◆ **What you should do**
In the material below, list every line carrying the string "Kepala".

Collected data
◇ ◇ ◇ ◇ ◇
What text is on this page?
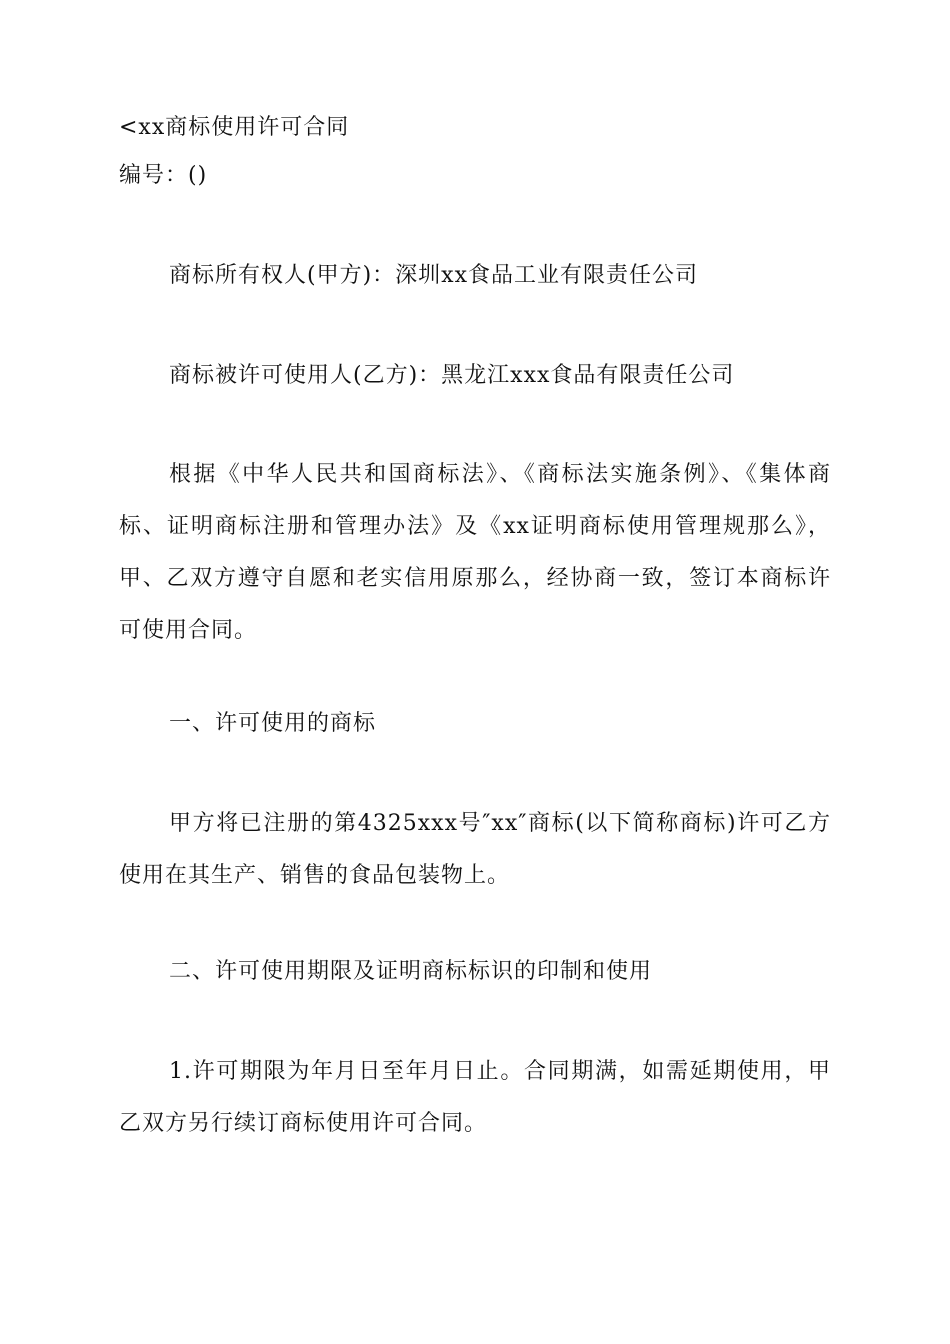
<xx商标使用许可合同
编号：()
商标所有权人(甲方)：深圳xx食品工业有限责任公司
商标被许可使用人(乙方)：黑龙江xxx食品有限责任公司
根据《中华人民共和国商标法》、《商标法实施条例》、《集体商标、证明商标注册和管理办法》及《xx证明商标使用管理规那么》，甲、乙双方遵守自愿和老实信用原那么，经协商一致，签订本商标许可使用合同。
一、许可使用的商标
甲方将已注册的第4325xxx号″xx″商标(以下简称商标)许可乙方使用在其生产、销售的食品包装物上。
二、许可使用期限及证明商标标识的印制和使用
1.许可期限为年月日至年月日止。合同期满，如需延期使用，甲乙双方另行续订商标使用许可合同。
◇ ◇ ◇ ◇ ◇
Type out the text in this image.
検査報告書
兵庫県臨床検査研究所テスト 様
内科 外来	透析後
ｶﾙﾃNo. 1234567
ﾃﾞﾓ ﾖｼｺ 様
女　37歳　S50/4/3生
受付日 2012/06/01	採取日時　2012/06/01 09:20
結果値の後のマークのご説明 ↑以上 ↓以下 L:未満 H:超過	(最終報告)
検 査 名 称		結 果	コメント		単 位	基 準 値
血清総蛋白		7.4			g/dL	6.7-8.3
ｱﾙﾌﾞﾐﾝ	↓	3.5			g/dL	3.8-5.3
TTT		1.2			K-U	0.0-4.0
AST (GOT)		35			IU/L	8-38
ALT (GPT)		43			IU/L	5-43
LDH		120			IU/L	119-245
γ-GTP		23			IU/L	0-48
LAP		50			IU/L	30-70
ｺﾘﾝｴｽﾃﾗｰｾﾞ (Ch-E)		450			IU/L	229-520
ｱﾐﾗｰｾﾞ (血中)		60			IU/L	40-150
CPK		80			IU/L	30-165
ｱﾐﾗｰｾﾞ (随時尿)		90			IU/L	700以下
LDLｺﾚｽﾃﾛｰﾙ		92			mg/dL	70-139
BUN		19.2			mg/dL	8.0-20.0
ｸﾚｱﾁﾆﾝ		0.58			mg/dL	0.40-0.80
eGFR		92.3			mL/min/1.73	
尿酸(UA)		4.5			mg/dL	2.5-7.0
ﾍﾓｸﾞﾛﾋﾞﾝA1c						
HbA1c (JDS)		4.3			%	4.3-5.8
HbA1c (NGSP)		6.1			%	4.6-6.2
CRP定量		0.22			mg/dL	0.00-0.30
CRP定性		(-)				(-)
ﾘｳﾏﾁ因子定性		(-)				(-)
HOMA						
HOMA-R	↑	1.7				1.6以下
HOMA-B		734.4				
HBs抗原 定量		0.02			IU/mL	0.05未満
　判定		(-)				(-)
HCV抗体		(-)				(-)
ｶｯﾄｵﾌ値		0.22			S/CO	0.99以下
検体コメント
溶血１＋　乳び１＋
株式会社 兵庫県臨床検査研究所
◇ ◇ ◇ ◇ ◇
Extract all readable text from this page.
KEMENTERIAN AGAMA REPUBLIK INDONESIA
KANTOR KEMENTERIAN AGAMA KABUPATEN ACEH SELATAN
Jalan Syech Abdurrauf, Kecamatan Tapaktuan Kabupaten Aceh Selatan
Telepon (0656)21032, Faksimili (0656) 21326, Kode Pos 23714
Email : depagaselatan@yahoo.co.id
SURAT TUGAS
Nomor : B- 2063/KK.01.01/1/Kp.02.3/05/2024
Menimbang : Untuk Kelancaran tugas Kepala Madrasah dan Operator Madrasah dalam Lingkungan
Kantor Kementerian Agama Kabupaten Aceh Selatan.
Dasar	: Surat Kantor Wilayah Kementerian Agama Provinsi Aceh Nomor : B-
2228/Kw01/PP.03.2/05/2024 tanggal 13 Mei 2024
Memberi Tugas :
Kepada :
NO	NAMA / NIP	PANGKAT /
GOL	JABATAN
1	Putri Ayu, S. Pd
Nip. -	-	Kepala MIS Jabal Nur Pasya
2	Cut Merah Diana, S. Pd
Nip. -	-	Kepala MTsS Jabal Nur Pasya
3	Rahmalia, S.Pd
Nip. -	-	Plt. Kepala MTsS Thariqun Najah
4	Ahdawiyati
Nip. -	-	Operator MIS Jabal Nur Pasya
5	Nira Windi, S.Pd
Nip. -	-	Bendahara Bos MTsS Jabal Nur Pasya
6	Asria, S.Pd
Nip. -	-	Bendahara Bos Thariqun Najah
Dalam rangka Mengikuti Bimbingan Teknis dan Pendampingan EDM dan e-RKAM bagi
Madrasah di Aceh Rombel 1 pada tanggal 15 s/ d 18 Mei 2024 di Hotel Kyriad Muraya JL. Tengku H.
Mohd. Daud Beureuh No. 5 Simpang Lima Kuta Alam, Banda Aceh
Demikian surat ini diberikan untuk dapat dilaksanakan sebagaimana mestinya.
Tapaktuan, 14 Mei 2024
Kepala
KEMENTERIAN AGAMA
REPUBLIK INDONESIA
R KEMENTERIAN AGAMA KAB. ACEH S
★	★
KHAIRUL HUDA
◇ ◇ ◇ ◇ ◇
◆ **The completed task**
Menimbang : Untuk Kelancaran tugas Kepala Madrasah dan Operator Madrasah dalam Lingkungan
Nip. -	-	Kepala MIS Jabal Nur Pasya
Nip. -	-	Kepala MTsS Jabal Nur Pasya
Nip. -	-	Plt. Kepala MTsS Thariqun Najah
Kepala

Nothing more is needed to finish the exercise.